## YOUR INSTRUCTIONS
Take every line that has the string "recent" and copy it out.
--- start of AVAILABLE RECORDS ---
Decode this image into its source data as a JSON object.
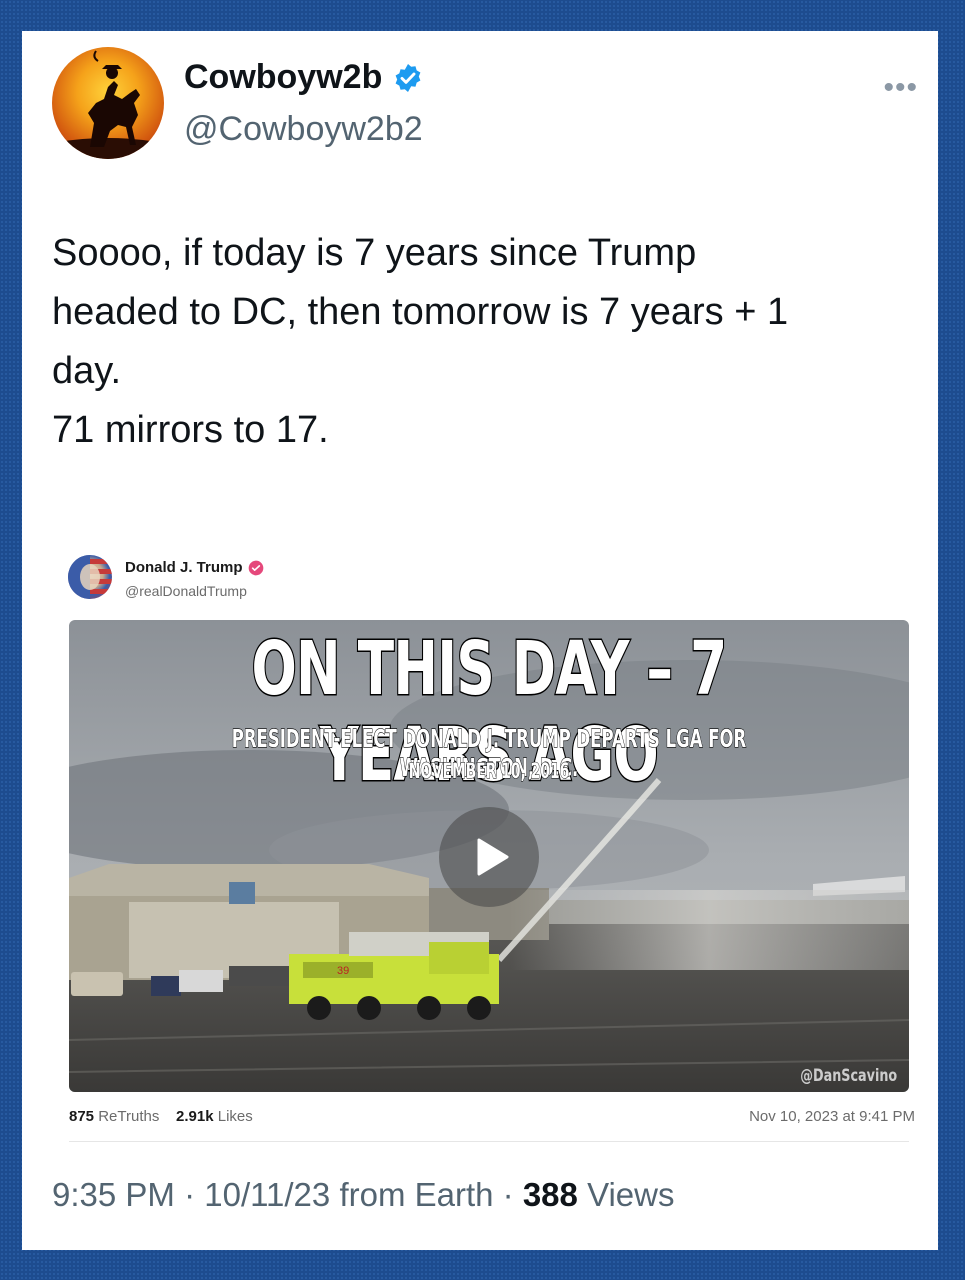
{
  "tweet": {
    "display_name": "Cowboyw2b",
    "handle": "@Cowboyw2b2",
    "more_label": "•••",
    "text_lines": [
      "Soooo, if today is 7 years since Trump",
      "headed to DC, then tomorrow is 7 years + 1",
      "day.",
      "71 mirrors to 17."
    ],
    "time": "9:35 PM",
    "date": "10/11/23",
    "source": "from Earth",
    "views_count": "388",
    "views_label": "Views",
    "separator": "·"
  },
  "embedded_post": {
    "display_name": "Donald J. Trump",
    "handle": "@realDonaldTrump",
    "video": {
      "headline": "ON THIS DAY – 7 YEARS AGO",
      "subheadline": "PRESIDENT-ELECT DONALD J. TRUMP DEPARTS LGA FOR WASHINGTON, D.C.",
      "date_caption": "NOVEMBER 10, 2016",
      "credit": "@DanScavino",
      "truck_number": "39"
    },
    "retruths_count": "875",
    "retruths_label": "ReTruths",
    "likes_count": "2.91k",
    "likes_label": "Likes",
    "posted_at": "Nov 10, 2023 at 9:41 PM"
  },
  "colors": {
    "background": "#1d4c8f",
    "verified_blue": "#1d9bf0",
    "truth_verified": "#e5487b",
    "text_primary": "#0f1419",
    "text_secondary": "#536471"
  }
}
--- end of AVAILABLE RECORDS ---
--- start of AVAILABLE RECORDS ---
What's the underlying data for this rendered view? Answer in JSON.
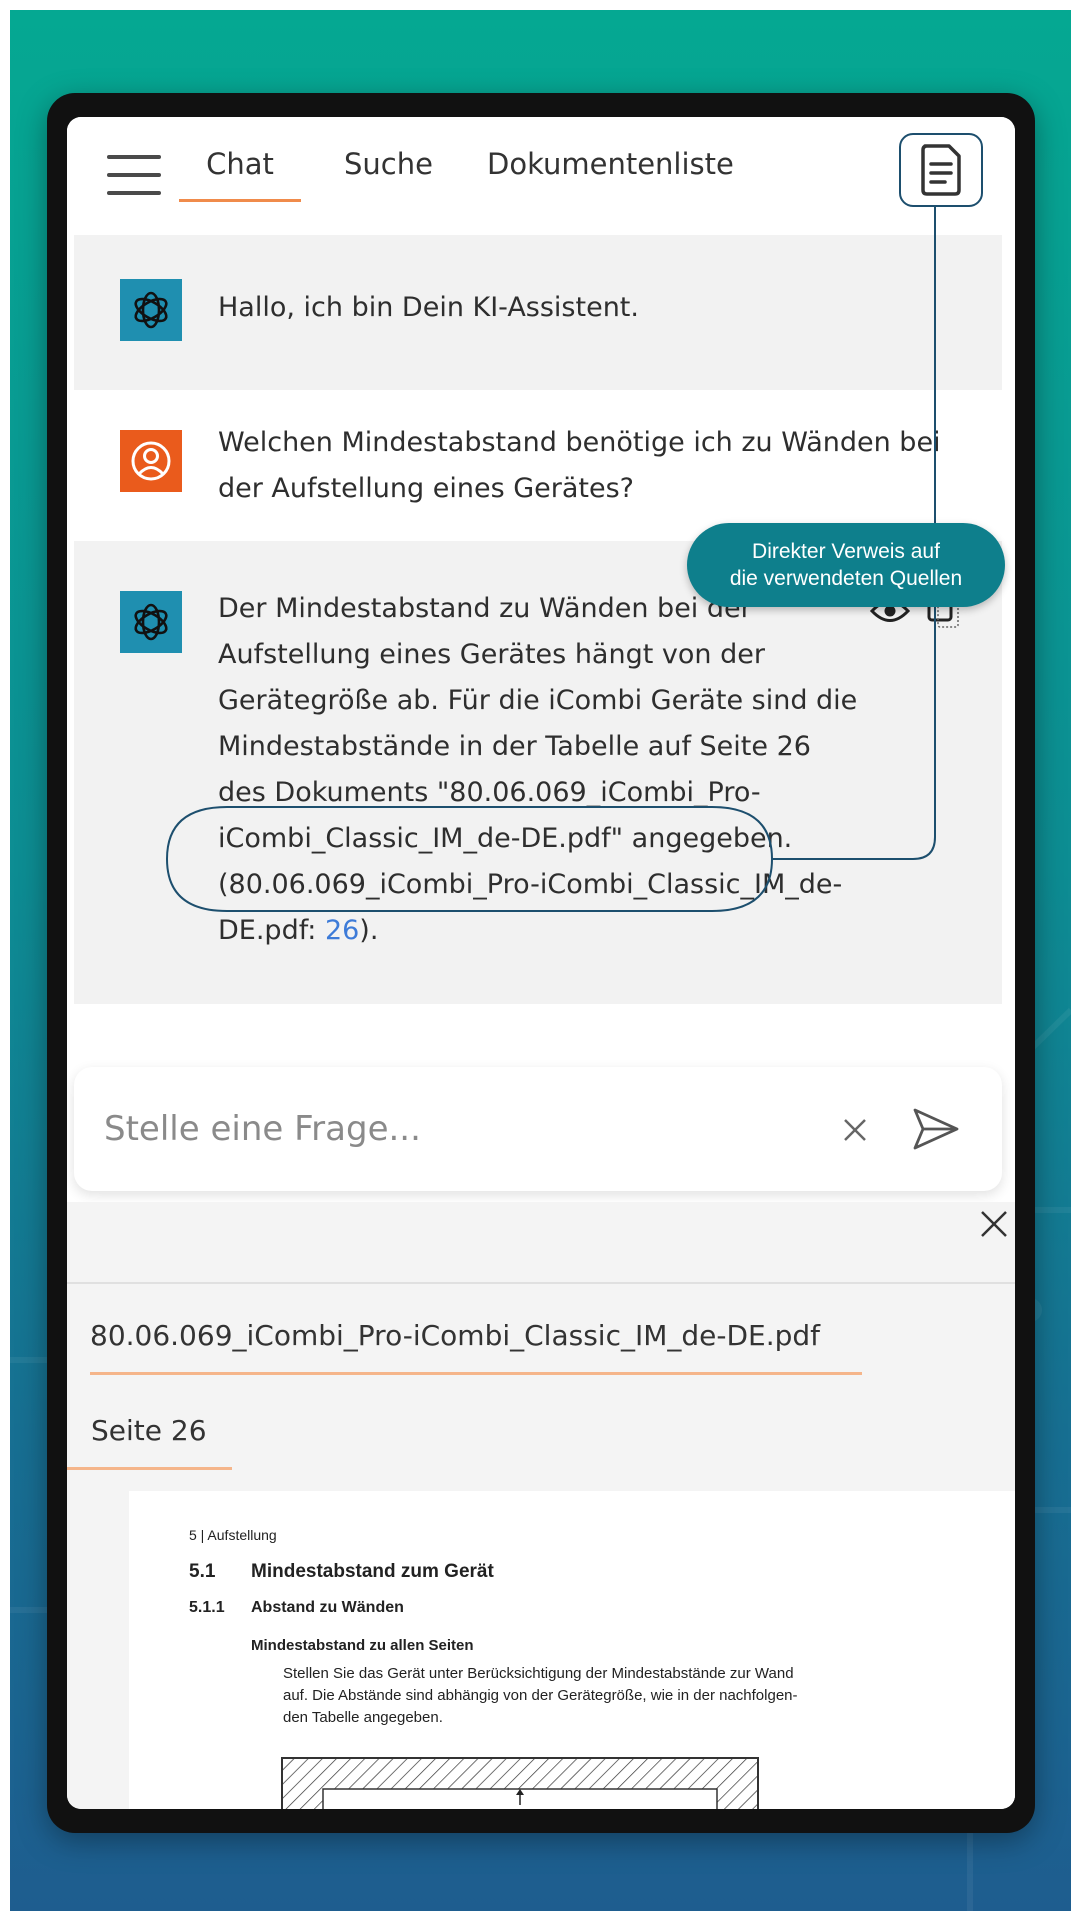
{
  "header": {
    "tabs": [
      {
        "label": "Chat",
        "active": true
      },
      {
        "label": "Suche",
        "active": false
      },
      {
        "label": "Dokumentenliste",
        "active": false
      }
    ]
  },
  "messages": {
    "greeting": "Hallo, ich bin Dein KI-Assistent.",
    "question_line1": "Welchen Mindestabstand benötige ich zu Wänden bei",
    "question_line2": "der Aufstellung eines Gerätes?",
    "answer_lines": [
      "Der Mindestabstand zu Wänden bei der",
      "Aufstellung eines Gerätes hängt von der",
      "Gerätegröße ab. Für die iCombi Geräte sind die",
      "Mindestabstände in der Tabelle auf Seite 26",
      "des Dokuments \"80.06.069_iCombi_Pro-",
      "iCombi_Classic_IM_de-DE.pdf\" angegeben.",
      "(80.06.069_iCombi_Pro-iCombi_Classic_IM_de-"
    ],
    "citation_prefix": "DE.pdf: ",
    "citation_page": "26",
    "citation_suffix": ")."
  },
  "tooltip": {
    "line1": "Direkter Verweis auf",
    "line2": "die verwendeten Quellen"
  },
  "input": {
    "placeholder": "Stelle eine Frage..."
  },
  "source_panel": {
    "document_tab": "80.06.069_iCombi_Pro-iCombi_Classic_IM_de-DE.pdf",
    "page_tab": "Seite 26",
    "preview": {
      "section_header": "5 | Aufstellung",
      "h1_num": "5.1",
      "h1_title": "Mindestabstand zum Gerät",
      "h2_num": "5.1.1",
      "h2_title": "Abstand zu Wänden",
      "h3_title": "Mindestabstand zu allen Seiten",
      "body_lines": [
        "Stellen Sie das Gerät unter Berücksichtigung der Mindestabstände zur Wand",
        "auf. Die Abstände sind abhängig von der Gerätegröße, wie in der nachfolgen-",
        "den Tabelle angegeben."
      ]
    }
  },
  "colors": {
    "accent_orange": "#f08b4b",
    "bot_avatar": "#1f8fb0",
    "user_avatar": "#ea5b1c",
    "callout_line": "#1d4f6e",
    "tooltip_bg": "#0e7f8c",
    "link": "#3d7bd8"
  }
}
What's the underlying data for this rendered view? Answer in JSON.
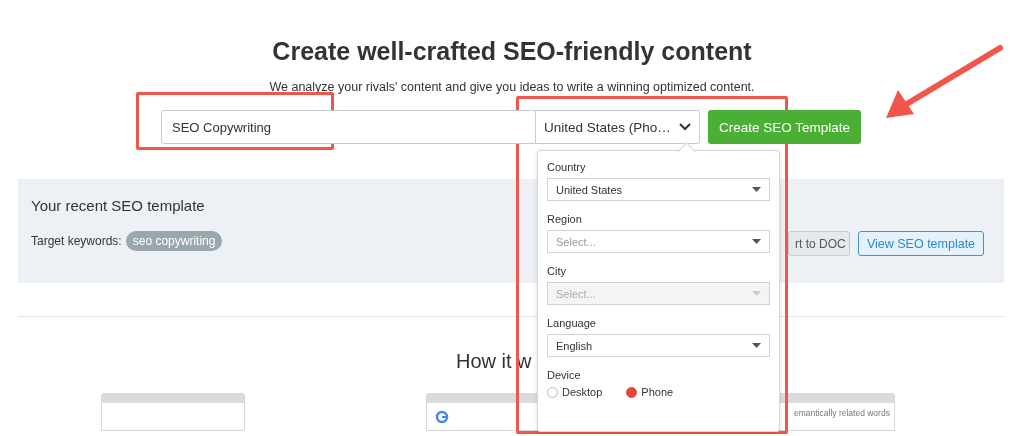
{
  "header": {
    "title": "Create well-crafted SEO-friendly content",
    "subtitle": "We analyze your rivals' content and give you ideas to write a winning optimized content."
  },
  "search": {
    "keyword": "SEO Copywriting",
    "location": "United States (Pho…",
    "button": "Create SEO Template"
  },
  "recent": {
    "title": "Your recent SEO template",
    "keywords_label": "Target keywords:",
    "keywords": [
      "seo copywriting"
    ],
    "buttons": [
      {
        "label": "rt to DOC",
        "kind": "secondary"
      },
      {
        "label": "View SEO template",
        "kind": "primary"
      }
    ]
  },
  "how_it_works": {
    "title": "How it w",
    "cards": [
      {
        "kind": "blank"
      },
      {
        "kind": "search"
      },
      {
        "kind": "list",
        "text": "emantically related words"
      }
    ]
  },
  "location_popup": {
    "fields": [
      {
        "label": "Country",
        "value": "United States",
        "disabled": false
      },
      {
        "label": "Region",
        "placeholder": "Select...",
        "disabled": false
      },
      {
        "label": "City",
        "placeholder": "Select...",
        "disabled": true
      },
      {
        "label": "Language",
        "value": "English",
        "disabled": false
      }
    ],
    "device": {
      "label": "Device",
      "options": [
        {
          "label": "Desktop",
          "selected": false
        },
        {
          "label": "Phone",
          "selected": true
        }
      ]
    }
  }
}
--- end of AVAILABLE RECORDS ---
--- start of AVAILABLE RECORDS ---
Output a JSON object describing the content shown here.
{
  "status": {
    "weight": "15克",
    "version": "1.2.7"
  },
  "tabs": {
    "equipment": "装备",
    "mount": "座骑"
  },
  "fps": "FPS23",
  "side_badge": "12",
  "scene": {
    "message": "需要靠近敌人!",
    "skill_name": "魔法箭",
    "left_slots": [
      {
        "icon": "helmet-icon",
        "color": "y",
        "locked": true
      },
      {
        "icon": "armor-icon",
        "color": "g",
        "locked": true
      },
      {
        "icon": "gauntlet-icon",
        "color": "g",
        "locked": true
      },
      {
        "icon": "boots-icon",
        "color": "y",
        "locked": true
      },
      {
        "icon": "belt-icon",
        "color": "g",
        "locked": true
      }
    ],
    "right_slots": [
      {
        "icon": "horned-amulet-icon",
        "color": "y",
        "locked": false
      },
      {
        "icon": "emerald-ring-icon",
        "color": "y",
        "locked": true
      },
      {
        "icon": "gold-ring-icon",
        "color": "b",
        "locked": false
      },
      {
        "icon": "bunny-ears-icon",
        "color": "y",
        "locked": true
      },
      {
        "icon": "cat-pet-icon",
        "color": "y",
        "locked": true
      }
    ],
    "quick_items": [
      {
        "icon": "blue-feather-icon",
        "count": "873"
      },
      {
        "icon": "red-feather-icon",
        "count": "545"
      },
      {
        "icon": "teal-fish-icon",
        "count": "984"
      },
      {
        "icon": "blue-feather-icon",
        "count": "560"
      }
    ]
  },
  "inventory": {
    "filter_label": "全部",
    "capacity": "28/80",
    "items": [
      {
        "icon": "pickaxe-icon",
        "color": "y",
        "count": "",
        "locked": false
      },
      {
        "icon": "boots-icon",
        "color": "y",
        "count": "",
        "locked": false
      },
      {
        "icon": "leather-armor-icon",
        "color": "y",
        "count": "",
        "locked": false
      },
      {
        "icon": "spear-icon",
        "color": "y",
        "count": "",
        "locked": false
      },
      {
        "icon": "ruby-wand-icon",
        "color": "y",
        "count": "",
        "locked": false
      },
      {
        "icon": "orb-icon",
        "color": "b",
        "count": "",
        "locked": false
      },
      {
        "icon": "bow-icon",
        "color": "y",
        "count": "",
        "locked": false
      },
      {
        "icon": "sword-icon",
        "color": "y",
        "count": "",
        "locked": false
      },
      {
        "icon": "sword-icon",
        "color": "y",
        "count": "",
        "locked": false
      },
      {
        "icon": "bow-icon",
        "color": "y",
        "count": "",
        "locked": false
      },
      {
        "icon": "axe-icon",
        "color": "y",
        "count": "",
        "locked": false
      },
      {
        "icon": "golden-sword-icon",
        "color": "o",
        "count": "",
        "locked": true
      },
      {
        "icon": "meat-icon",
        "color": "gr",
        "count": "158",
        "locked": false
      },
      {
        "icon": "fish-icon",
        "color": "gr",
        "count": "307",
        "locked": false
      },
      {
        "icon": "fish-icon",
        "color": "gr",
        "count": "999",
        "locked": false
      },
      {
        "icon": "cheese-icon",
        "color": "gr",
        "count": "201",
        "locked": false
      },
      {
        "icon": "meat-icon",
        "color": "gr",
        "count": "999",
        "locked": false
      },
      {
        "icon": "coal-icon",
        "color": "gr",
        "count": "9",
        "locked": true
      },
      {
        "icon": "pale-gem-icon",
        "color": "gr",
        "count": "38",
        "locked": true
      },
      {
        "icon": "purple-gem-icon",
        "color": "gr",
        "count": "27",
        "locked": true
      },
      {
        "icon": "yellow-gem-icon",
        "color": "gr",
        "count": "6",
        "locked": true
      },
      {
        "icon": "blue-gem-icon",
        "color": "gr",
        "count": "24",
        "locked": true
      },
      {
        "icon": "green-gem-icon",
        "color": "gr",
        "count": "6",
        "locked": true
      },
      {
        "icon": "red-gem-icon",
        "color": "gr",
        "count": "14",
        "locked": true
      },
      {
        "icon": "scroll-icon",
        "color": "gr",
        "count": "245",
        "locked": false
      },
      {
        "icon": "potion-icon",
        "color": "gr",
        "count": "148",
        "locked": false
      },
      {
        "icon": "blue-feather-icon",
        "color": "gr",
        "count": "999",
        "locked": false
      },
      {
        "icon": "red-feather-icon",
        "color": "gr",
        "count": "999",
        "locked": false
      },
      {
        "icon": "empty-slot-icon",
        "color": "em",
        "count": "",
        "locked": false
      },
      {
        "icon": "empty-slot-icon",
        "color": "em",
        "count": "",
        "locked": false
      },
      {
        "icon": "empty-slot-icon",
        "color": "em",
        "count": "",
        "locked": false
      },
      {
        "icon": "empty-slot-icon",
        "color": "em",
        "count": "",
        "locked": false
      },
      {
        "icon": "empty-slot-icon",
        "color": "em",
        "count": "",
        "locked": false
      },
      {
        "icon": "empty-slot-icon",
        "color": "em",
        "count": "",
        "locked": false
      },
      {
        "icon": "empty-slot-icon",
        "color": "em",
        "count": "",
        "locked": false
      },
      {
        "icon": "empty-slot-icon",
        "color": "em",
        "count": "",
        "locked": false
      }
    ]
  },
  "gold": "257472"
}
--- end of AVAILABLE RECORDS ---
## RIGHT ANSWER
  "recent": {
    "title": "Your recent SEO template",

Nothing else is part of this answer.